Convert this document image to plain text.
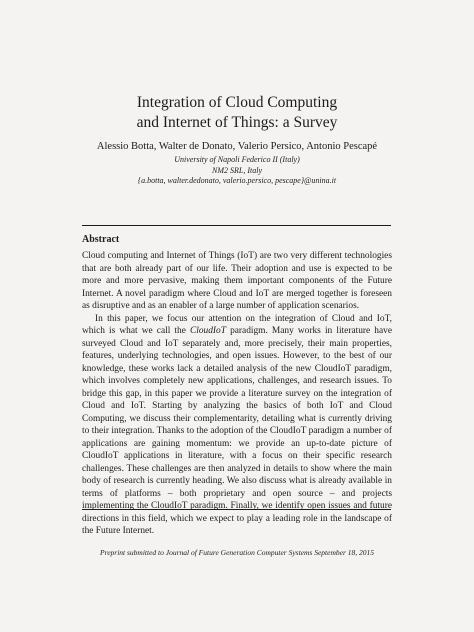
Integration of Cloud Computing
and Internet of Things: a Survey
Alessio Botta, Walter de Donato, Valerio Persico, Antonio Pescapé
University of Napoli Federico II (Italy)
NM2 SRL, Italy
{a.botta, walter.dedonato, valerio.persico, pescape}@unina.it
Abstract

Cloud computing and Internet of Things (IoT) are two very different technologies that are both already part of our life. Their adoption and use is expected to be more and more pervasive, making them important components of the Future Internet. A novel paradigm where Cloud and IoT are merged together is foreseen as disruptive and as an enabler of a large number of application scenarios.

In this paper, we focus our attention on the integration of Cloud and IoT, which is what we call the CloudIoT paradigm. Many works in literature have surveyed Cloud and IoT separately and, more precisely, their main properties, features, underlying technologies, and open issues. However, to the best of our knowledge, these works lack a detailed analysis of the new CloudIoT paradigm, which involves completely new applications, challenges, and research issues. To bridge this gap, in this paper we provide a literature survey on the integration of Cloud and IoT. Starting by analyzing the basics of both IoT and Cloud Computing, we discuss their complementarity, detailing what is currently driving to their integration. Thanks to the adoption of the CloudIoT paradigm a number of applications are gaining momentum: we provide an up-to-date picture of CloudIoT applications in literature, with a focus on their specific research challenges. These challenges are then analyzed in details to show where the main body of research is currently heading. We also discuss what is already available in terms of platforms – both proprietary and open source – and projects implementing the CloudIoT paradigm. Finally, we identify open issues and future directions in this field, which we expect to play a leading role in the landscape of the Future Internet.

Preprint submitted to Journal of Future Generation Computer Systems September 18, 2015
____________________
Find each line holding "Italy". Copy it out.

(RIGHT ANSWER)
University of Napoli Federico II (Italy)
NM2 SRL, Italy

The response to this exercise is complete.